- [DIRECTIVE]: Give only the number of lines below that contain the word "Selected".

Collected data entries:
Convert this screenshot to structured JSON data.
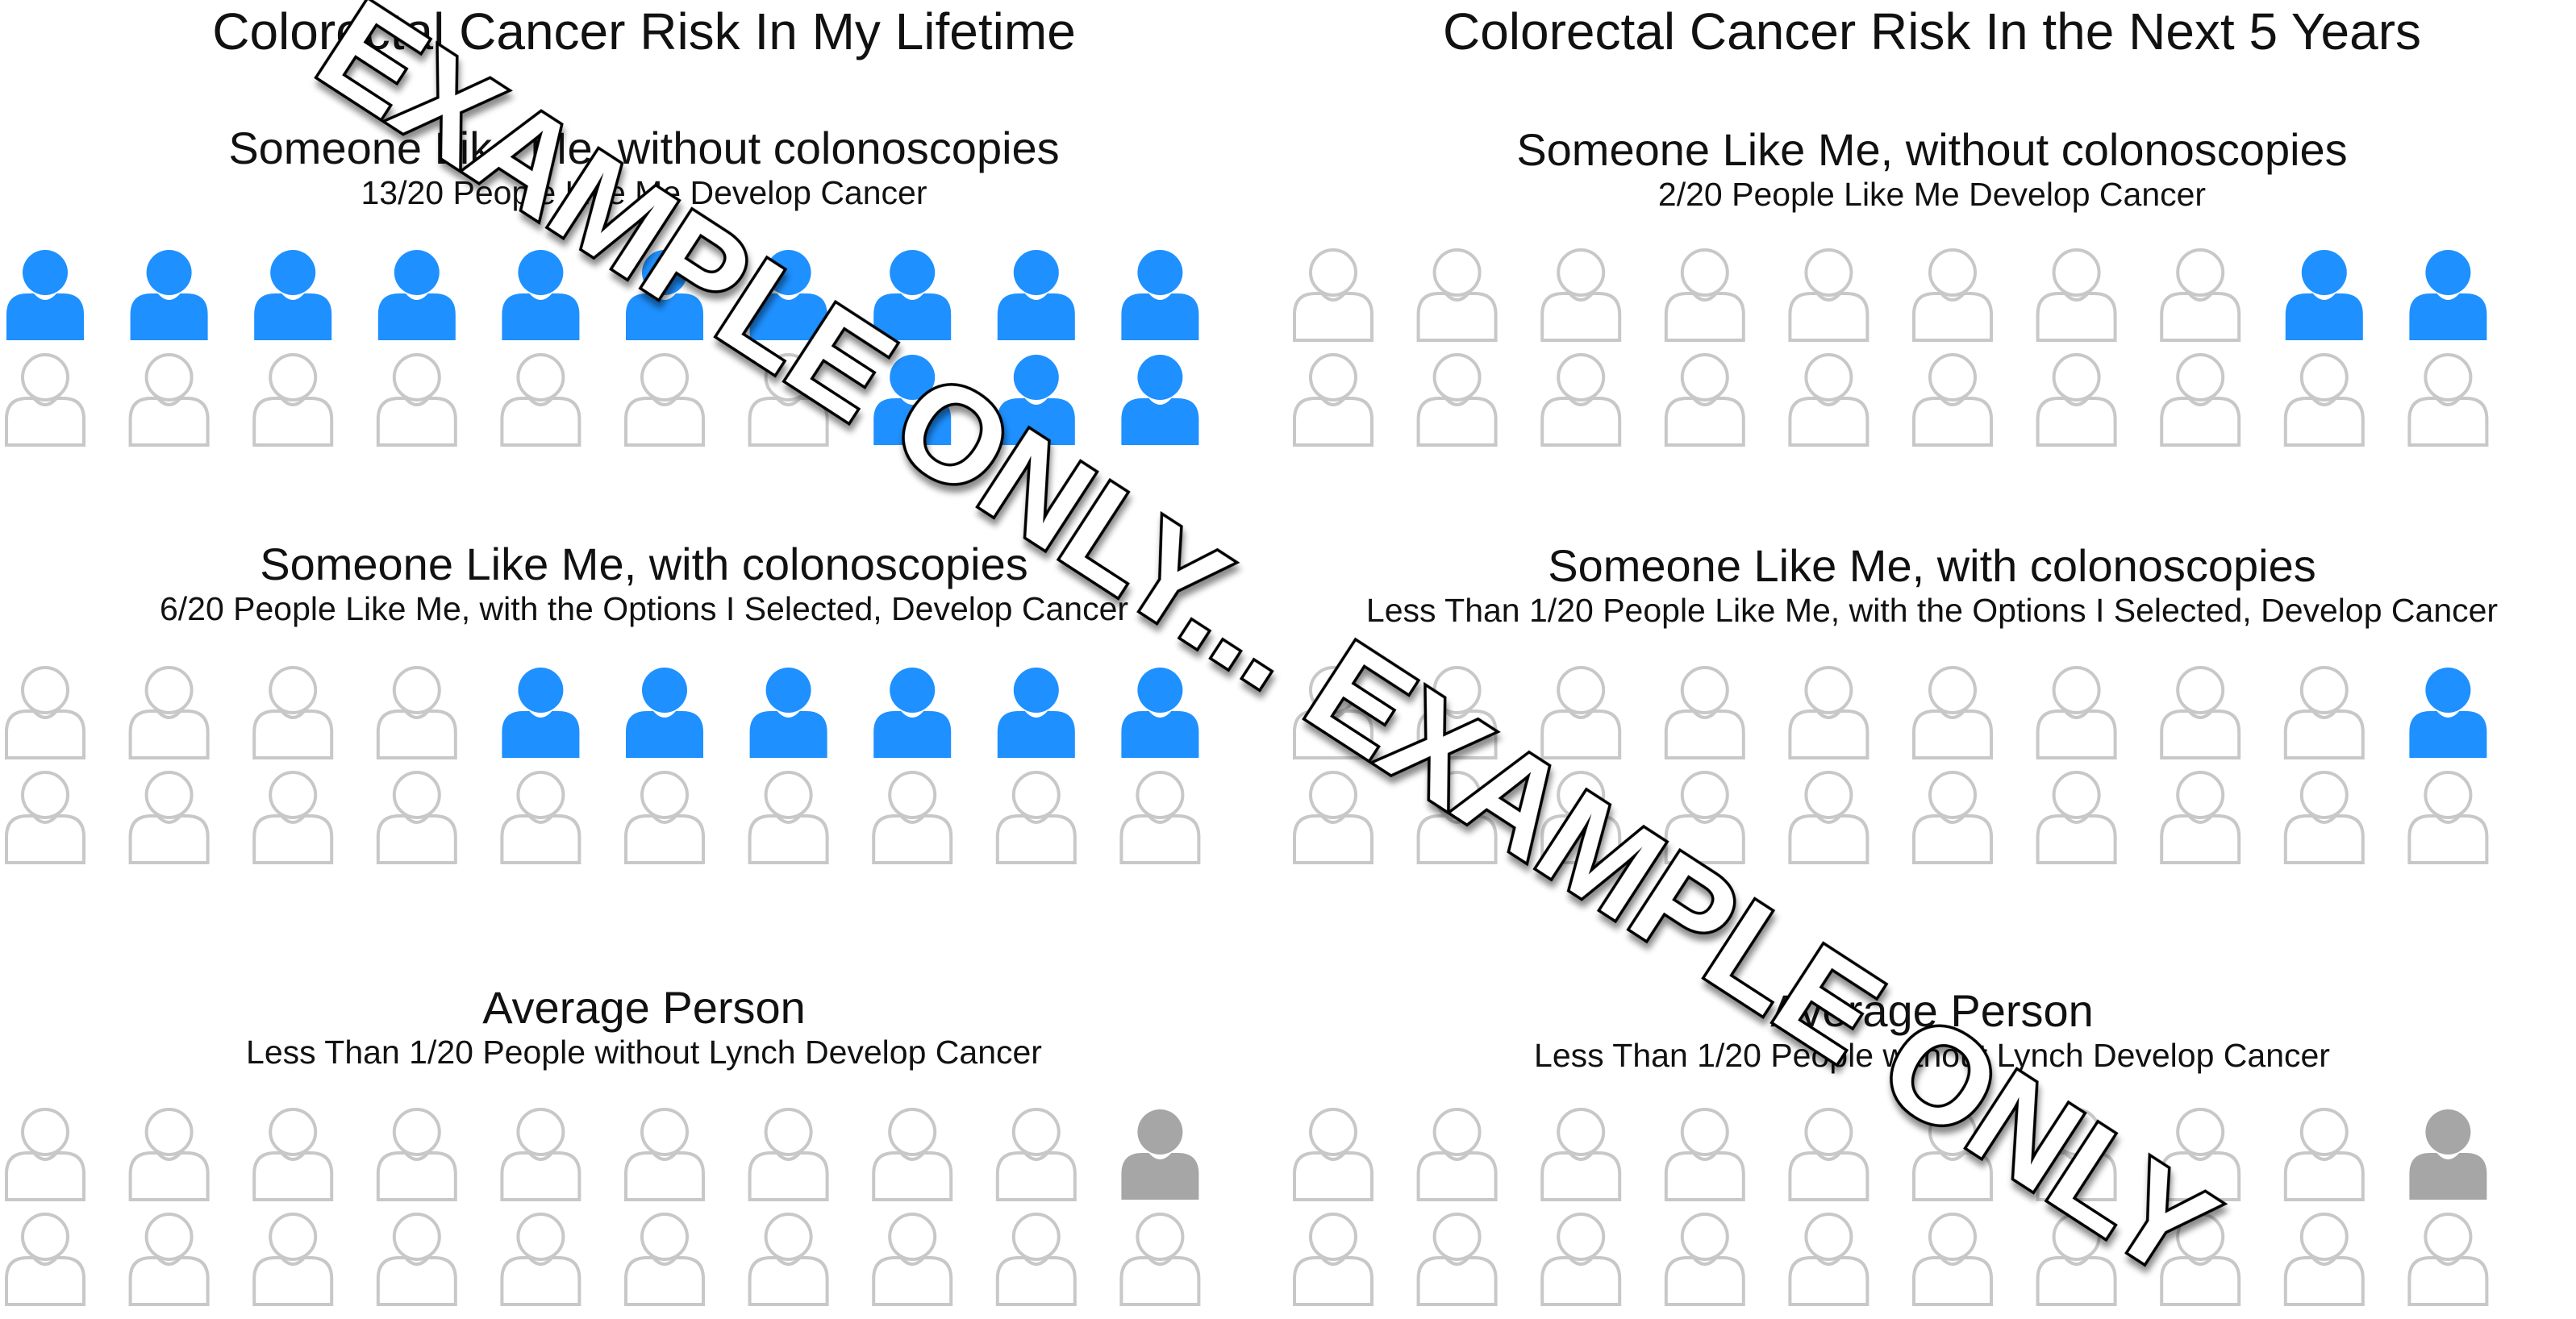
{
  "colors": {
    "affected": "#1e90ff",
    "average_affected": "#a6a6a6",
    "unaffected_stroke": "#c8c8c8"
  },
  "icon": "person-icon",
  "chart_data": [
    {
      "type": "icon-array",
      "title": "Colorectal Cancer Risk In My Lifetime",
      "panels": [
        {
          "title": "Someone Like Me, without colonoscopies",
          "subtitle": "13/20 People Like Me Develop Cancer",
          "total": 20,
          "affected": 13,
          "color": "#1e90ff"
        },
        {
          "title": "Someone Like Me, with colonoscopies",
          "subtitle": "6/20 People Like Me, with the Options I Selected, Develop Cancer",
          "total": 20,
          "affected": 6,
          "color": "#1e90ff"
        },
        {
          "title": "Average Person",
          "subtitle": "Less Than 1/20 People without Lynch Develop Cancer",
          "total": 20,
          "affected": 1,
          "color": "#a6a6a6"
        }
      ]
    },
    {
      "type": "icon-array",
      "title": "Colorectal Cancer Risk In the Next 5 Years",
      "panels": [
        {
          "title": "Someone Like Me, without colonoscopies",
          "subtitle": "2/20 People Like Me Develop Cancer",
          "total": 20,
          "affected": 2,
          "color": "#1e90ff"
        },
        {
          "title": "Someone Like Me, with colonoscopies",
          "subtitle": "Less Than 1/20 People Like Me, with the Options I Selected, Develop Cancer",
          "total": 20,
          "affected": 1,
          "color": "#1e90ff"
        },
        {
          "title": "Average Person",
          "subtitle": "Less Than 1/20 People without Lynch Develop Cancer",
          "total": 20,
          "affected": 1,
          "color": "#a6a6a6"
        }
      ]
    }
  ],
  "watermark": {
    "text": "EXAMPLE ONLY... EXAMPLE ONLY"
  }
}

- [RIGHT ANSWER]: 2